*** Data for this exercise

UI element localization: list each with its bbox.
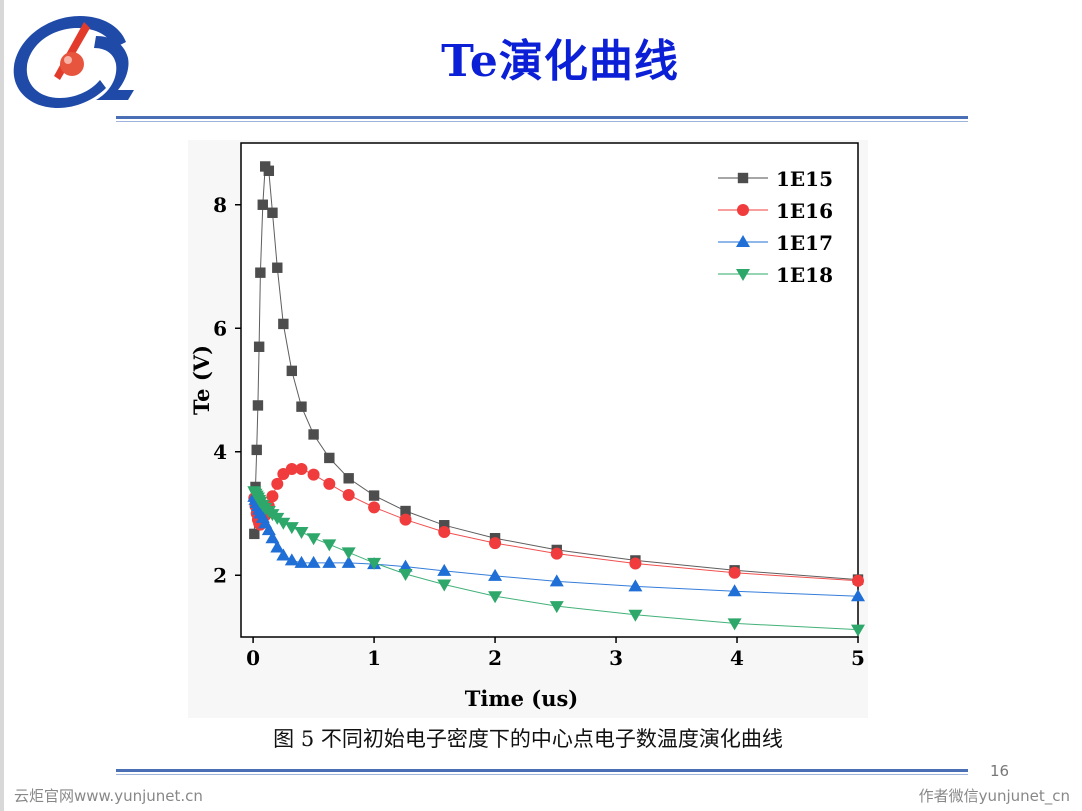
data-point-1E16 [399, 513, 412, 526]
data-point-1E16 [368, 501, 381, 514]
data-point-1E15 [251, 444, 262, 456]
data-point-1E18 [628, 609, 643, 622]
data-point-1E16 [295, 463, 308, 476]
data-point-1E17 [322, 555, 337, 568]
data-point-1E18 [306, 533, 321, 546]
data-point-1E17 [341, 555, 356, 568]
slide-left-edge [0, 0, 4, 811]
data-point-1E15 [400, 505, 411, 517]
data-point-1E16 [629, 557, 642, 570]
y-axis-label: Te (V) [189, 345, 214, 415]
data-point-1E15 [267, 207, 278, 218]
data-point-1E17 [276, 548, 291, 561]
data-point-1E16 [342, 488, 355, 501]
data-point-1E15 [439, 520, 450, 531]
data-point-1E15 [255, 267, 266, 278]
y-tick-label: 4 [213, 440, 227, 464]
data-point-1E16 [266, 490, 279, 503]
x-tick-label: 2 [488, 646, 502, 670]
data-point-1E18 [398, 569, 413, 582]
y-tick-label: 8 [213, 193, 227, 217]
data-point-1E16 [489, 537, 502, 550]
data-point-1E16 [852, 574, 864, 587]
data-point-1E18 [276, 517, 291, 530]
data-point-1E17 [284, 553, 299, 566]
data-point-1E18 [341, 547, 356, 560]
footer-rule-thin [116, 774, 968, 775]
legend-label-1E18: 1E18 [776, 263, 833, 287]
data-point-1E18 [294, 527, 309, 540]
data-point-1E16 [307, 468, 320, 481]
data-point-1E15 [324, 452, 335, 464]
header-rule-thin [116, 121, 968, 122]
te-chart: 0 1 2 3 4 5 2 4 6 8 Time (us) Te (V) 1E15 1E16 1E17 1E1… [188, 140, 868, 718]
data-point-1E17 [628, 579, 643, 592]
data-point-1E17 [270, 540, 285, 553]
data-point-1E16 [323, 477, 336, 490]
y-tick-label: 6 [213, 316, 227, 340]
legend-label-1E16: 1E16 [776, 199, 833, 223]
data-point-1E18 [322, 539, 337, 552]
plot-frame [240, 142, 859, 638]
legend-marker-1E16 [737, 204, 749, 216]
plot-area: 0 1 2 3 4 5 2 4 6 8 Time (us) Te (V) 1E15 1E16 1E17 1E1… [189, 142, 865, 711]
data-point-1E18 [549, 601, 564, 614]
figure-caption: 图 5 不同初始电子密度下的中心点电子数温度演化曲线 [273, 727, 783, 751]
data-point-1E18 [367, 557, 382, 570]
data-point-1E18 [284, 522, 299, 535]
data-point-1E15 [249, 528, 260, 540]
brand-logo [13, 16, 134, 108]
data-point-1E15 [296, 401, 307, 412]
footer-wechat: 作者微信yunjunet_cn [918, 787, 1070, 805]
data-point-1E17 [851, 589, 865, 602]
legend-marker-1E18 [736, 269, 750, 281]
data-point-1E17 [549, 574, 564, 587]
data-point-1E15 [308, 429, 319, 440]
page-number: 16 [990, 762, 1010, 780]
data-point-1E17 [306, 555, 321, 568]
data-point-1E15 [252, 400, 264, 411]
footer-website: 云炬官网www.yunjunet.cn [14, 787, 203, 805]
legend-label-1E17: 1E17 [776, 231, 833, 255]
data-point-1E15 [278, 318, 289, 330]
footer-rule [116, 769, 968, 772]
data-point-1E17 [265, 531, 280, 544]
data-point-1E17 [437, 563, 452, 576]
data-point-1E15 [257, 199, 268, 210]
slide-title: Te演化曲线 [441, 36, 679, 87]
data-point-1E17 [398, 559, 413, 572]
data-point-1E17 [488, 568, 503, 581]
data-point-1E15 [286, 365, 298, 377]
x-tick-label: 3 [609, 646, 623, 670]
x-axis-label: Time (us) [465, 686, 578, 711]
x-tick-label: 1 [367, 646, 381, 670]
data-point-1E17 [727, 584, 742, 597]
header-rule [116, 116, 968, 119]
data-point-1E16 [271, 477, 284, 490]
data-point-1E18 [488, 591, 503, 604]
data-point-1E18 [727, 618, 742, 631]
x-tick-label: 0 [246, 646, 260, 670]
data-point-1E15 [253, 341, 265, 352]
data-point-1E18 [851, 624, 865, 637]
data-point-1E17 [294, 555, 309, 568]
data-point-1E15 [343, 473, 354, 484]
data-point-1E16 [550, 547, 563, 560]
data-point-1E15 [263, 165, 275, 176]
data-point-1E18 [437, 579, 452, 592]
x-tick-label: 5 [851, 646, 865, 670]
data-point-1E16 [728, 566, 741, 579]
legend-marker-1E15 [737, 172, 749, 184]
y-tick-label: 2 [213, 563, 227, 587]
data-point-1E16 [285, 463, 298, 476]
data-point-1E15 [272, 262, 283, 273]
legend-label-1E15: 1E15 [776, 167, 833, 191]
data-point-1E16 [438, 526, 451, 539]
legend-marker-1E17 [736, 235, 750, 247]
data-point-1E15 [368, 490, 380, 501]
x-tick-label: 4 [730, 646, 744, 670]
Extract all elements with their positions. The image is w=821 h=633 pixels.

******

Challenge = Put every line of the material above into a Markdown table with the columns Row and Text, numbering each row and skipping blank lines. Omit the pictures.

Answer in full =
| Row | Text |
|---|---|
| 1 | UI element localization: list each with its bbox. |
| 2 | data-point-1E16 [399, 513, 412, 526] |
| 3 | data-point-1E16 [368, 501, 381, 514] |
| 4 | data-point-1E15 [251, 444, 262, 456] |
| 5 | data-point-1E18 [628, 609, 643, 622] |
| 6 | data-point-1E16 [295, 463, 308, 476] |
| 7 | data-point-1E17 [322, 555, 337, 568] |
| 8 | data-point-1E18 [306, 533, 321, 546] |
| 9 | data-point-1E17 [341, 555, 356, 568] |
| 10 | slide-left-edge [0, 0, 4, 811] |
| 11 | data-point-1E15 [400, 505, 411, 517] |
| 12 | data-point-1E16 [629, 557, 642, 570] |
| 13 | y-axis-label: Te (V) [189, 345, 214, 415] |
| 14 | data-point-1E15 [267, 207, 278, 218] |
| 15 | data-point-1E17 [276, 548, 291, 561] |
| 16 | data-point-1E16 [342, 488, 355, 501] |
| 17 | data-point-1E15 [439, 520, 450, 531] |
| 18 | data-point-1E15 [255, 267, 266, 278] |
| 19 | y-tick-label: 4 [213, 440, 227, 464] |
| 20 | data-point-1E16 [266, 490, 279, 503] |
| 21 | x-tick-label: 2 [488, 646, 502, 670] |
| 22 | data-point-1E18 [398, 569, 413, 582] |
| 23 | y-tick-label: 8 [213, 193, 227, 217] |
| 24 | data-point-1E16 [489, 537, 502, 550] |
| 25 | data-point-1E16 [852, 574, 864, 587] |
| 26 | data-point-1E18 [276, 517, 291, 530] |
| 27 | data-point-1E17 [284, 553, 299, 566] |
| 28 | data-point-1E18 [341, 547, 356, 560] |
| 29 | footer-rule-thin [116, 774, 968, 775] |
| 30 | legend-label-1E18: 1E18 [776, 263, 833, 287] |
| 31 | data-point-1E18 [294, 527, 309, 540] |
| 32 | data-point-1E16 [307, 468, 320, 481] |
| 33 | data-point-1E15 [324, 452, 335, 464] |
| 34 | header-rule-thin [116, 121, 968, 122] |
| 35 | te-chart: 0 1 2 3 4 5 2 4 6 8 Time (us) Te (V) 1E15 1E16 1E17 1E1… [188, 140, 868, 718] |
| 36 | data-point-1E17 [628, 579, 643, 592] |
| 37 | data-point-1E17 [270, 540, 285, 553] |
| 38 | data-point-1E16 [323, 477, 336, 490] |
| 39 | y-tick-label: 6 [213, 316, 227, 340] |
| 40 | legend-label-1E16: 1E16 [776, 199, 833, 223] |
| 41 | data-point-1E18 [322, 539, 337, 552] |
| 42 | plot-frame [240, 142, 859, 638] |
| 43 | legend-marker-1E16 [737, 204, 749, 216] |
| 44 | plot-area: 0 1 2 3 4 5 2 4 6 8 Time (us) Te (V) 1E15 1E16 1E17 1E1… [189, 142, 865, 711] |
| 45 | data-point-1E18 [549, 601, 564, 614] |
| 46 | figure-caption: 图 5 不同初始电子密度下的中心点电子数温度演化曲线 [273, 727, 783, 751] |
| 47 | data-point-1E18 [367, 557, 382, 570] |
| 48 | data-point-1E18 [284, 522, 299, 535] |
| 49 | data-point-1E15 [249, 528, 260, 540] |
| 50 | brand-logo [13, 16, 134, 108] |
| 51 | data-point-1E15 [296, 401, 307, 412] |
| 52 | footer-wechat: 作者微信yunjunet_cn [918, 787, 1070, 805] |
| 53 | data-point-1E17 [851, 589, 865, 602] |
| 54 | legend-marker-1E18 [736, 269, 750, 281] |
| 55 | data-point-1E17 [549, 574, 564, 587] |
| 56 | data-point-1E15 [308, 429, 319, 440] |
| 57 | page-number: 16 [990, 762, 1010, 780] |
| 58 | data-point-1E17 [306, 555, 321, 568] |
| 59 | data-point-1E15 [252, 400, 264, 411] |
| 60 | footer-website: 云炬官网www.yunjunet.cn [14, 787, 203, 805] |
| 61 | legend-label-1E17: 1E17 [776, 231, 833, 255] |
| 62 | data-point-1E15 [278, 318, 289, 330] |
| 63 | footer-rule [116, 769, 968, 772] |
| 64 | data-point-1E17 [265, 531, 280, 544] |
| 65 | data-point-1E17 [437, 563, 452, 576] |
| 66 | data-point-1E15 [257, 199, 268, 210] |
| 67 | slide-title: Te演化曲线 [441, 36, 679, 87] |
| 68 | data-point-1E17 [398, 559, 413, 572] |
| 69 | data-point-1E17 [488, 568, 503, 581] |
| 70 | data-point-1E15 [286, 365, 298, 377] |
| 71 | x-tick-label: 3 [609, 646, 623, 670] |
| 72 | x-axis-label: Time (us) [465, 686, 578, 711] |
| 73 | x-tick-label: 1 [367, 646, 381, 670] |
| 74 | data-point-1E17 [727, 584, 742, 597] |
| 75 | header-rule [116, 116, 968, 119] |
| 76 | data-point-1E16 [271, 477, 284, 490] |
| 77 | data-point-1E18 [488, 591, 503, 604] |
| 78 | data-point-1E18 [727, 618, 742, 631] |
| 79 | x-tick-label: 0 [246, 646, 260, 670] |
| 80 | data-point-1E15 [253, 341, 265, 352] |
| 81 | data-point-1E18 [851, 624, 865, 637] |
| 82 | data-point-1E17 [294, 555, 309, 568] |
| 83 | data-point-1E15 [343, 473, 354, 484] |
| 84 | data-point-1E16 [550, 547, 563, 560] |
| 85 | data-point-1E15 [263, 165, 275, 176] |
| 86 | data-point-1E18 [437, 579, 452, 592] |
| 87 | x-tick-label: 5 [851, 646, 865, 670] |
| 88 | data-point-1E16 [728, 566, 741, 579] |
| 89 | legend-marker-1E15 [737, 172, 749, 184] |
| 90 | y-tick-label: 2 [213, 563, 227, 587] |
| 91 | data-point-1E16 [285, 463, 298, 476] |
| 92 | data-point-1E15 [272, 262, 283, 273] |
| 93 | legend-label-1E15: 1E15 [776, 167, 833, 191] |
| 94 | data-point-1E16 [438, 526, 451, 539] |
| 95 | legend-marker-1E17 [736, 235, 750, 247] |
| 96 | data-point-1E15 [368, 490, 380, 501] |
| 97 | x-tick-label: 4 [730, 646, 744, 670] |
| 98 | Extract all elements with their positions. The image is w=821 h=633 pixels. |